GOAL OF THE EXERCISE:
Please list each line of the entries below that contains the string "Help", where letter case matters.

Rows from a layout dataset
+ + +
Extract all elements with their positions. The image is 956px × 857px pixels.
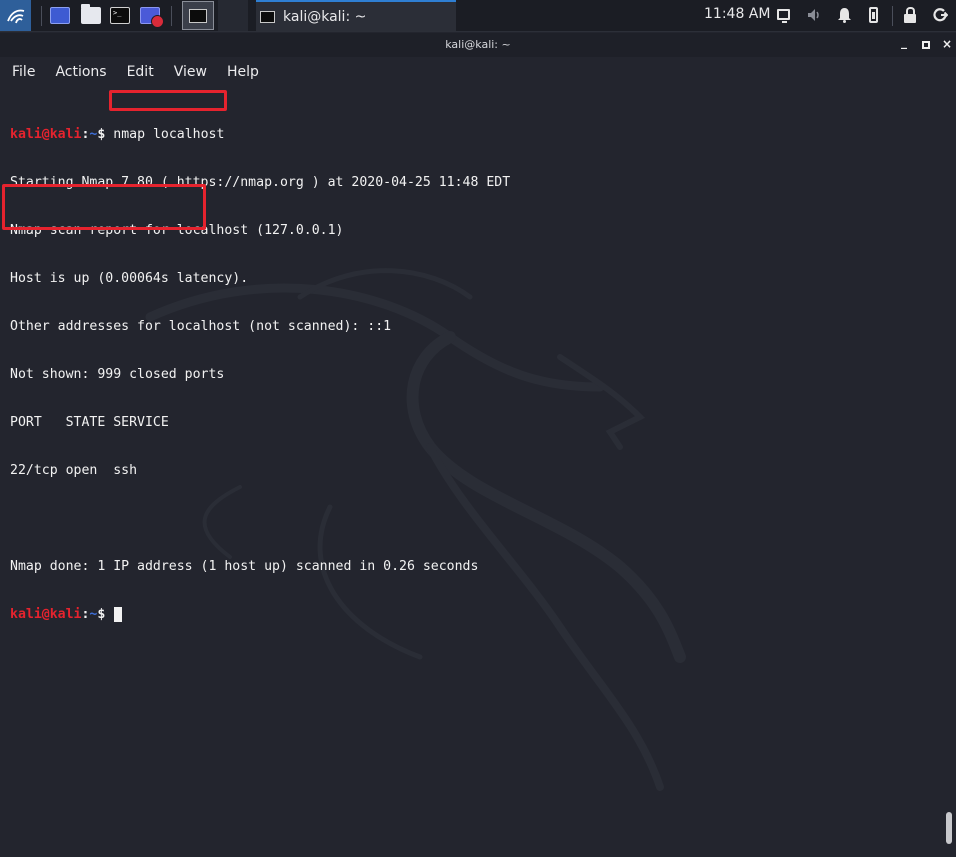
kali-logo-icon bbox=[6, 9, 24, 23]
command-highlight-box bbox=[109, 90, 227, 111]
display-icon[interactable] bbox=[777, 9, 790, 23]
menu-help[interactable]: Help bbox=[215, 64, 267, 80]
window-titlebar[interactable]: kali@kali: ~ _ × bbox=[0, 33, 956, 57]
maximize-button[interactable] bbox=[922, 41, 930, 49]
minimize-button[interactable]: _ bbox=[897, 35, 911, 49]
panel-separator bbox=[892, 6, 893, 26]
kali-menu-button[interactable] bbox=[0, 0, 31, 31]
scrollbar-track[interactable] bbox=[942, 87, 956, 857]
logout-icon[interactable] bbox=[933, 7, 949, 27]
battery-icon[interactable] bbox=[869, 7, 878, 23]
menu-edit[interactable]: Edit bbox=[115, 64, 162, 80]
file-manager-icon[interactable] bbox=[81, 4, 101, 24]
workspace-2[interactable] bbox=[218, 0, 248, 31]
menu-bar: File Actions Edit View Help bbox=[0, 57, 956, 87]
terminal-launcher-icon[interactable] bbox=[110, 7, 130, 24]
close-button[interactable]: × bbox=[940, 37, 954, 51]
menu-actions[interactable]: Actions bbox=[43, 64, 114, 80]
text-cursor bbox=[114, 607, 123, 622]
ports-highlight-box bbox=[2, 184, 206, 230]
notifications-icon[interactable] bbox=[837, 7, 852, 27]
port-table-row: 22/tcp open ssh bbox=[10, 463, 138, 478]
active-prompt-line: kali@kali:~$ bbox=[10, 607, 510, 623]
top-panel: kali@kali: ~ 11:48 AM bbox=[0, 0, 956, 32]
terminal-output: kali@kali:~$ nmap localhost Starting Nma… bbox=[10, 95, 510, 655]
prompt-user: kali@kali bbox=[10, 607, 82, 622]
workspace-window-thumbnail bbox=[189, 8, 207, 23]
panel-separator bbox=[41, 6, 42, 26]
output-line: Nmap done: 1 IP address (1 host up) scan… bbox=[10, 559, 479, 574]
port-table-header: PORT STATE SERVICE bbox=[10, 415, 169, 430]
volume-icon[interactable] bbox=[806, 7, 822, 27]
command-line: kali@kali:~$ nmap localhost bbox=[10, 127, 510, 143]
output-line: Not shown: 999 closed ports bbox=[10, 367, 225, 382]
panel-separator bbox=[171, 6, 172, 26]
lock-screen-icon[interactable] bbox=[904, 7, 916, 23]
prompt-user: kali@kali bbox=[10, 127, 82, 142]
output-line: Other addresses for localhost (not scann… bbox=[10, 319, 392, 334]
scrollbar-thumb[interactable] bbox=[946, 812, 952, 844]
command-text: nmap localhost bbox=[113, 127, 225, 142]
menu-file[interactable]: File bbox=[0, 64, 43, 80]
terminal-icon bbox=[260, 10, 275, 23]
show-desktop-icon[interactable] bbox=[50, 7, 70, 24]
taskbar-terminal-button[interactable]: kali@kali: ~ bbox=[256, 0, 456, 31]
clock[interactable]: 11:48 AM bbox=[704, 6, 770, 22]
taskbar-label: kali@kali: ~ bbox=[283, 8, 367, 25]
output-line: Host is up (0.00064s latency). bbox=[10, 271, 249, 286]
menu-view[interactable]: View bbox=[162, 64, 215, 80]
window-title: kali@kali: ~ bbox=[445, 38, 511, 51]
screen-recorder-icon[interactable] bbox=[140, 7, 164, 28]
workspace-1[interactable] bbox=[182, 1, 214, 30]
+ + +
EXPECTED OUTPUT:
menu-help[interactable]: Help bbox=[215, 64, 267, 80]
menu-bar: File Actions Edit View Help bbox=[0, 57, 956, 87]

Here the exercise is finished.